[Items listed in a dataset]

........

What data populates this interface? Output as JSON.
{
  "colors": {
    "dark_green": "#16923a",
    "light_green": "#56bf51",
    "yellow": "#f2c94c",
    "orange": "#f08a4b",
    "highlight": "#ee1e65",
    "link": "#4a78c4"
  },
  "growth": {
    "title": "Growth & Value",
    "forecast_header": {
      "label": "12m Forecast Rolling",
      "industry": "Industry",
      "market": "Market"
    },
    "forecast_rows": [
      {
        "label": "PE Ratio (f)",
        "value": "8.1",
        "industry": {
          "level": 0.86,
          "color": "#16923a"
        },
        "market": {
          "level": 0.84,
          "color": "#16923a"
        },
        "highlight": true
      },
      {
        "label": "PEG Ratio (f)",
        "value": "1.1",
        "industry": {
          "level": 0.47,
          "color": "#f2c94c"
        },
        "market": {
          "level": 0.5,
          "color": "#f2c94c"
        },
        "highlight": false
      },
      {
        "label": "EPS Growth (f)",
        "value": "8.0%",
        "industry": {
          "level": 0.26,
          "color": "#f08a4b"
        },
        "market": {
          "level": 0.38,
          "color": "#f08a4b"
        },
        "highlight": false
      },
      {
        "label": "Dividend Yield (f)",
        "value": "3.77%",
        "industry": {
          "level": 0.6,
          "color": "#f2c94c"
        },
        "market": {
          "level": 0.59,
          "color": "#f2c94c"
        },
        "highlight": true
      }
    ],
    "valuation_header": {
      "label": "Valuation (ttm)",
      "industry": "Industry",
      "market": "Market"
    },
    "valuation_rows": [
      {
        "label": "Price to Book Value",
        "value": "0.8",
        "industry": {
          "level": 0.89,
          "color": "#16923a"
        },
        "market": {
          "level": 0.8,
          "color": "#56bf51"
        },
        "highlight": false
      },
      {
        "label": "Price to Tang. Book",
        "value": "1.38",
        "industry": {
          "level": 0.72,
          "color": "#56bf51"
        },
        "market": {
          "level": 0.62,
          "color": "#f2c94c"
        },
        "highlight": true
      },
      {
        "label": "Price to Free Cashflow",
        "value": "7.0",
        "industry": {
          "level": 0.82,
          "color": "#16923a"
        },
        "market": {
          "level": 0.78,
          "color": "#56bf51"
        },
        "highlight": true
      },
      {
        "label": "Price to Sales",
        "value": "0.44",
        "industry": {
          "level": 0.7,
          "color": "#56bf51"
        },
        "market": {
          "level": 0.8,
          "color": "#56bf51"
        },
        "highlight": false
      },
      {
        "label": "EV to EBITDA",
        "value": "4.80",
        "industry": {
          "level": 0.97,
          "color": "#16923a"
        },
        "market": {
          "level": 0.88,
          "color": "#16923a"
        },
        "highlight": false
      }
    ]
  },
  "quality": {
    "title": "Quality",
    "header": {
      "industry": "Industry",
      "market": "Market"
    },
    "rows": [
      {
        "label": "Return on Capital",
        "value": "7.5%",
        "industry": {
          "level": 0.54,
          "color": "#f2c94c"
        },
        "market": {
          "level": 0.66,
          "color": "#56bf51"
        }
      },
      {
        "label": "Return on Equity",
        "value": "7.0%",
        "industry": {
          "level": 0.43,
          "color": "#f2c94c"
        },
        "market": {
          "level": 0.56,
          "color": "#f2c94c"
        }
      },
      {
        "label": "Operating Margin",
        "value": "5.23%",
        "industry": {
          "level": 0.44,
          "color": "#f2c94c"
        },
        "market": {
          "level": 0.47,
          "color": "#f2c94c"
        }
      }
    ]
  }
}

........

Reply with the number of lines in the material above that contain "Price", and nothing more.

4